EXERCISE GOAL »
Are you able to retype all the records below exactly?

GIVEN RECORDS »
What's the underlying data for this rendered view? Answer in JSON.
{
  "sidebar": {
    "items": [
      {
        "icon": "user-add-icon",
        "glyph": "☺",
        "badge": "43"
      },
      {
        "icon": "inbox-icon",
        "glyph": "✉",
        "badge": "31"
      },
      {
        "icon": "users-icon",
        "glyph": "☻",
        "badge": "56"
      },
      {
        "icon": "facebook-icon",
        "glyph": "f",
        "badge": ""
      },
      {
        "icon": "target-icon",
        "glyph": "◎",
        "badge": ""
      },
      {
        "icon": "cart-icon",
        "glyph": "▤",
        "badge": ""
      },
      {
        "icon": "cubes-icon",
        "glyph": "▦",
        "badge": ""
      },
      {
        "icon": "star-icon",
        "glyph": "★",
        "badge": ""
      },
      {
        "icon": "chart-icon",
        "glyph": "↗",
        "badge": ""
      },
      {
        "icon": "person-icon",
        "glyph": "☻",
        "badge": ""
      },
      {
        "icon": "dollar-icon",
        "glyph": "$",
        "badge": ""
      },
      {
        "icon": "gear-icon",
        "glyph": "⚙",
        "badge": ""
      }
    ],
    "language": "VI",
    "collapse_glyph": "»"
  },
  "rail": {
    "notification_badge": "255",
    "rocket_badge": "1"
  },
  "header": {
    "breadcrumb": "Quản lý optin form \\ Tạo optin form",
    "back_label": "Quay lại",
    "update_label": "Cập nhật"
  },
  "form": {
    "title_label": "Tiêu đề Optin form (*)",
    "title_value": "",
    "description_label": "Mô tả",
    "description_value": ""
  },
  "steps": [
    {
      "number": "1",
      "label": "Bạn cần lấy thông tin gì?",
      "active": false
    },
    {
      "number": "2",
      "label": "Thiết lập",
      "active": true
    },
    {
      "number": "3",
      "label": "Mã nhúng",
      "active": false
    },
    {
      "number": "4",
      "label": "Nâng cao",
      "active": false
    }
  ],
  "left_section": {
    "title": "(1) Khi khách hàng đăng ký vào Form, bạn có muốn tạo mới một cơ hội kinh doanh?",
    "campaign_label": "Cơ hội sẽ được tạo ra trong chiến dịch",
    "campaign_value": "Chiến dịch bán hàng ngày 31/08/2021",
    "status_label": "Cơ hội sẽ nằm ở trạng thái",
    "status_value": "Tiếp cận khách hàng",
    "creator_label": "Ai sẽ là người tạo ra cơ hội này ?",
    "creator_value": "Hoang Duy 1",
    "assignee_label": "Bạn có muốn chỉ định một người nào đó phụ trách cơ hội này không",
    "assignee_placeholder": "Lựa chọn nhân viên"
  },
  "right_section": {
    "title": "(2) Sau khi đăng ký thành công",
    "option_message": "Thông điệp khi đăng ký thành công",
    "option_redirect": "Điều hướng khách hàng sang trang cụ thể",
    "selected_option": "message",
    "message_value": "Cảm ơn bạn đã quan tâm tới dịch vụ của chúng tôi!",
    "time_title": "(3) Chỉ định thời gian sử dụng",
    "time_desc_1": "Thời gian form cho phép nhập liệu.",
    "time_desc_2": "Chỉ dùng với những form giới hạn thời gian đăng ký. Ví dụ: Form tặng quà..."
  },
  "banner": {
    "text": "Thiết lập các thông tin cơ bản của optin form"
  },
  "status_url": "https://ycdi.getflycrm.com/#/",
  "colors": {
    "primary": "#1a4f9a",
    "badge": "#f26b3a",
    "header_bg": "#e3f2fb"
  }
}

WRITTEN SOLUTION »
What's the underlying data for this rendered view? Answer in JSON.
{
  "sidebar": {
    "items": [
      {
        "icon": "user-add-icon",
        "glyph": "☺",
        "badge": "43"
      },
      {
        "icon": "inbox-icon",
        "glyph": "✉",
        "badge": "31"
      },
      {
        "icon": "users-icon",
        "glyph": "☻",
        "badge": "56"
      },
      {
        "icon": "facebook-icon",
        "glyph": "f",
        "badge": ""
      },
      {
        "icon": "target-icon",
        "glyph": "◎",
        "badge": ""
      },
      {
        "icon": "cart-icon",
        "glyph": "▤",
        "badge": ""
      },
      {
        "icon": "cubes-icon",
        "glyph": "▦",
        "badge": ""
      },
      {
        "icon": "star-icon",
        "glyph": "★",
        "badge": ""
      },
      {
        "icon": "chart-icon",
        "glyph": "↗",
        "badge": ""
      },
      {
        "icon": "person-icon",
        "glyph": "☻",
        "badge": ""
      },
      {
        "icon": "dollar-icon",
        "glyph": "$",
        "badge": ""
      },
      {
        "icon": "gear-icon",
        "glyph": "⚙",
        "badge": ""
      }
    ],
    "language": "VI",
    "collapse_glyph": "»"
  },
  "rail": {
    "notification_badge": "255",
    "rocket_badge": "1"
  },
  "header": {
    "breadcrumb": "Quản lý optin form \\ Tạo optin form",
    "back_label": "Quay lại",
    "update_label": "Cập nhật"
  },
  "form": {
    "title_label": "Tiêu đề Optin form (*)",
    "title_value": "",
    "description_label": "Mô tả",
    "description_value": ""
  },
  "steps": [
    {
      "number": "1",
      "label": "Bạn cần lấy thông tin gì?",
      "active": false
    },
    {
      "number": "2",
      "label": "Thiết lập",
      "active": true
    },
    {
      "number": "3",
      "label": "Mã nhúng",
      "active": false
    },
    {
      "number": "4",
      "label": "Nâng cao",
      "active": false
    }
  ],
  "left_section": {
    "title": "(1) Khi khách hàng đăng ký vào Form, bạn có muốn tạo mới một cơ hội kinh doanh?",
    "campaign_label": "Cơ hội sẽ được tạo ra trong chiến dịch",
    "campaign_value": "Chiến dịch bán hàng ngày 31/08/2021",
    "status_label": "Cơ hội sẽ nằm ở trạng thái",
    "status_value": "Tiếp cận khách hàng",
    "creator_label": "Ai sẽ là người tạo ra cơ hội này ?",
    "creator_value": "Hoang Duy 1",
    "assignee_label": "Bạn có muốn chỉ định một người nào đó phụ trách cơ hội này không",
    "assignee_placeholder": "Lựa chọn nhân viên"
  },
  "right_section": {
    "title": "(2) Sau khi đăng ký thành công",
    "option_message": "Thông điệp khi đăng ký thành công",
    "option_redirect": "Điều hướng khách hàng sang trang cụ thể",
    "selected_option": "message",
    "message_value": "Cảm ơn bạn đã quan tâm tới dịch vụ của chúng tôi!",
    "time_title": "(3) Chỉ định thời gian sử dụng",
    "time_desc_1": "Thời gian form cho phép nhập liệu.",
    "time_desc_2": "Chỉ dùng với những form giới hạn thời gian đăng ký. Ví dụ: Form tặng quà..."
  },
  "banner": {
    "text": "Thiết lập các thông tin cơ bản của optin form"
  },
  "status_url": "https://ycdi.getflycrm.com/#/",
  "colors": {
    "primary": "#1a4f9a",
    "badge": "#f26b3a",
    "header_bg": "#e3f2fb"
  }
}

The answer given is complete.